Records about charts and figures
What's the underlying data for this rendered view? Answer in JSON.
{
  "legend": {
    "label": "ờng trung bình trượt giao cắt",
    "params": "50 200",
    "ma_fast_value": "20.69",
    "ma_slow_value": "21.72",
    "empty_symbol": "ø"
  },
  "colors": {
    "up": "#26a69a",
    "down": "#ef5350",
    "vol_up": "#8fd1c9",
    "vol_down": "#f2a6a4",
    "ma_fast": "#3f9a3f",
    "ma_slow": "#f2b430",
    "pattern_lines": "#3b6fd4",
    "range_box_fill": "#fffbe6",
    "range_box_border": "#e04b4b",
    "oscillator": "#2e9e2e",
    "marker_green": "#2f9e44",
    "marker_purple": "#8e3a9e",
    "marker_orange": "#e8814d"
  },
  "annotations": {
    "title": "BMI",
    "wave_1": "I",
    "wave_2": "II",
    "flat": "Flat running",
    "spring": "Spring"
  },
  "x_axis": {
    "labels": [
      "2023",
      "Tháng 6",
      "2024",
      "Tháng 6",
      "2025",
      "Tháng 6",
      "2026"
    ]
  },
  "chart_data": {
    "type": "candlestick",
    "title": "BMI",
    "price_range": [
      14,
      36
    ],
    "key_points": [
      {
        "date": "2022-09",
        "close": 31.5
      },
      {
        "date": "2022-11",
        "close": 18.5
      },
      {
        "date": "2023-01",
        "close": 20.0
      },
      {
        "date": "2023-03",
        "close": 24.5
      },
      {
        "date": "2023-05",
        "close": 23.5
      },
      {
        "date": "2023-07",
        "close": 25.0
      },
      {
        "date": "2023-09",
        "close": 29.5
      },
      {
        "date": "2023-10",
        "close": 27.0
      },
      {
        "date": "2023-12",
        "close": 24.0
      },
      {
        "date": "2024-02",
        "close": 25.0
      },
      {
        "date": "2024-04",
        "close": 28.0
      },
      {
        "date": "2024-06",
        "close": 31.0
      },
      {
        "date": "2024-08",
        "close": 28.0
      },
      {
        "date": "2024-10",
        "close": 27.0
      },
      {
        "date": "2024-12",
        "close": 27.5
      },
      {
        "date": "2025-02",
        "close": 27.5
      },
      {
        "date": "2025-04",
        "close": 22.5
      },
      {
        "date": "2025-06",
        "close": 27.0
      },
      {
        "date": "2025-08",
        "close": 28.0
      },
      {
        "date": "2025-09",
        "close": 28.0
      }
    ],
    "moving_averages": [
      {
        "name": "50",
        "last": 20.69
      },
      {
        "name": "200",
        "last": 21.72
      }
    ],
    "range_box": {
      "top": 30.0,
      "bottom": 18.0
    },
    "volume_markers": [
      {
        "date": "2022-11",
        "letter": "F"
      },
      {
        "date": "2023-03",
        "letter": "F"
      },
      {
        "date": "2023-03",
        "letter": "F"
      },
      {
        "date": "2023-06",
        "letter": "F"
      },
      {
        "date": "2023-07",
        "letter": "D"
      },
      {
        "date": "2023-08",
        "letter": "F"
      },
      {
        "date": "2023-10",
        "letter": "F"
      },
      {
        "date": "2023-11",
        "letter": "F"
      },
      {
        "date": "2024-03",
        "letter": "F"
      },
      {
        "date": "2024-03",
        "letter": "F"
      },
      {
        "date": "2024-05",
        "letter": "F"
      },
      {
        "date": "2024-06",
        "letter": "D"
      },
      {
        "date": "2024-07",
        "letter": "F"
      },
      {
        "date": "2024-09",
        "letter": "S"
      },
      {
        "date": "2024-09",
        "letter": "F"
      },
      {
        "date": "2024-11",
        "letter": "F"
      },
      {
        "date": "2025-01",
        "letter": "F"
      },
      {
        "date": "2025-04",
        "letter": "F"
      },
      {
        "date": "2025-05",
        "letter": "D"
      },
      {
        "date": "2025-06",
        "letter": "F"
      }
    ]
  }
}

Short problem: Reproduce the data in full, exactly as presented.

Task response:
What's the underlying data for this rendered view? Answer in JSON.
{
  "legend": {
    "label": "ờng trung bình trượt giao cắt",
    "params": "50 200",
    "ma_fast_value": "20.69",
    "ma_slow_value": "21.72",
    "empty_symbol": "ø"
  },
  "colors": {
    "up": "#26a69a",
    "down": "#ef5350",
    "vol_up": "#8fd1c9",
    "vol_down": "#f2a6a4",
    "ma_fast": "#3f9a3f",
    "ma_slow": "#f2b430",
    "pattern_lines": "#3b6fd4",
    "range_box_fill": "#fffbe6",
    "range_box_border": "#e04b4b",
    "oscillator": "#2e9e2e",
    "marker_green": "#2f9e44",
    "marker_purple": "#8e3a9e",
    "marker_orange": "#e8814d"
  },
  "annotations": {
    "title": "BMI",
    "wave_1": "I",
    "wave_2": "II",
    "flat": "Flat running",
    "spring": "Spring"
  },
  "x_axis": {
    "labels": [
      "2023",
      "Tháng 6",
      "2024",
      "Tháng 6",
      "2025",
      "Tháng 6",
      "2026"
    ]
  },
  "chart_data": {
    "type": "candlestick",
    "title": "BMI",
    "price_range": [
      14,
      36
    ],
    "key_points": [
      {
        "date": "2022-09",
        "close": 31.5
      },
      {
        "date": "2022-11",
        "close": 18.5
      },
      {
        "date": "2023-01",
        "close": 20.0
      },
      {
        "date": "2023-03",
        "close": 24.5
      },
      {
        "date": "2023-05",
        "close": 23.5
      },
      {
        "date": "2023-07",
        "close": 25.0
      },
      {
        "date": "2023-09",
        "close": 29.5
      },
      {
        "date": "2023-10",
        "close": 27.0
      },
      {
        "date": "2023-12",
        "close": 24.0
      },
      {
        "date": "2024-02",
        "close": 25.0
      },
      {
        "date": "2024-04",
        "close": 28.0
      },
      {
        "date": "2024-06",
        "close": 31.0
      },
      {
        "date": "2024-08",
        "close": 28.0
      },
      {
        "date": "2024-10",
        "close": 27.0
      },
      {
        "date": "2024-12",
        "close": 27.5
      },
      {
        "date": "2025-02",
        "close": 27.5
      },
      {
        "date": "2025-04",
        "close": 22.5
      },
      {
        "date": "2025-06",
        "close": 27.0
      },
      {
        "date": "2025-08",
        "close": 28.0
      },
      {
        "date": "2025-09",
        "close": 28.0
      }
    ],
    "moving_averages": [
      {
        "name": "50",
        "last": 20.69
      },
      {
        "name": "200",
        "last": 21.72
      }
    ],
    "range_box": {
      "top": 30.0,
      "bottom": 18.0
    },
    "volume_markers": [
      {
        "date": "2022-11",
        "letter": "F"
      },
      {
        "date": "2023-03",
        "letter": "F"
      },
      {
        "date": "2023-03",
        "letter": "F"
      },
      {
        "date": "2023-06",
        "letter": "F"
      },
      {
        "date": "2023-07",
        "letter": "D"
      },
      {
        "date": "2023-08",
        "letter": "F"
      },
      {
        "date": "2023-10",
        "letter": "F"
      },
      {
        "date": "2023-11",
        "letter": "F"
      },
      {
        "date": "2024-03",
        "letter": "F"
      },
      {
        "date": "2024-03",
        "letter": "F"
      },
      {
        "date": "2024-05",
        "letter": "F"
      },
      {
        "date": "2024-06",
        "letter": "D"
      },
      {
        "date": "2024-07",
        "letter": "F"
      },
      {
        "date": "2024-09",
        "letter": "S"
      },
      {
        "date": "2024-09",
        "letter": "F"
      },
      {
        "date": "2024-11",
        "letter": "F"
      },
      {
        "date": "2025-01",
        "letter": "F"
      },
      {
        "date": "2025-04",
        "letter": "F"
      },
      {
        "date": "2025-05",
        "letter": "D"
      },
      {
        "date": "2025-06",
        "letter": "F"
      }
    ]
  }
}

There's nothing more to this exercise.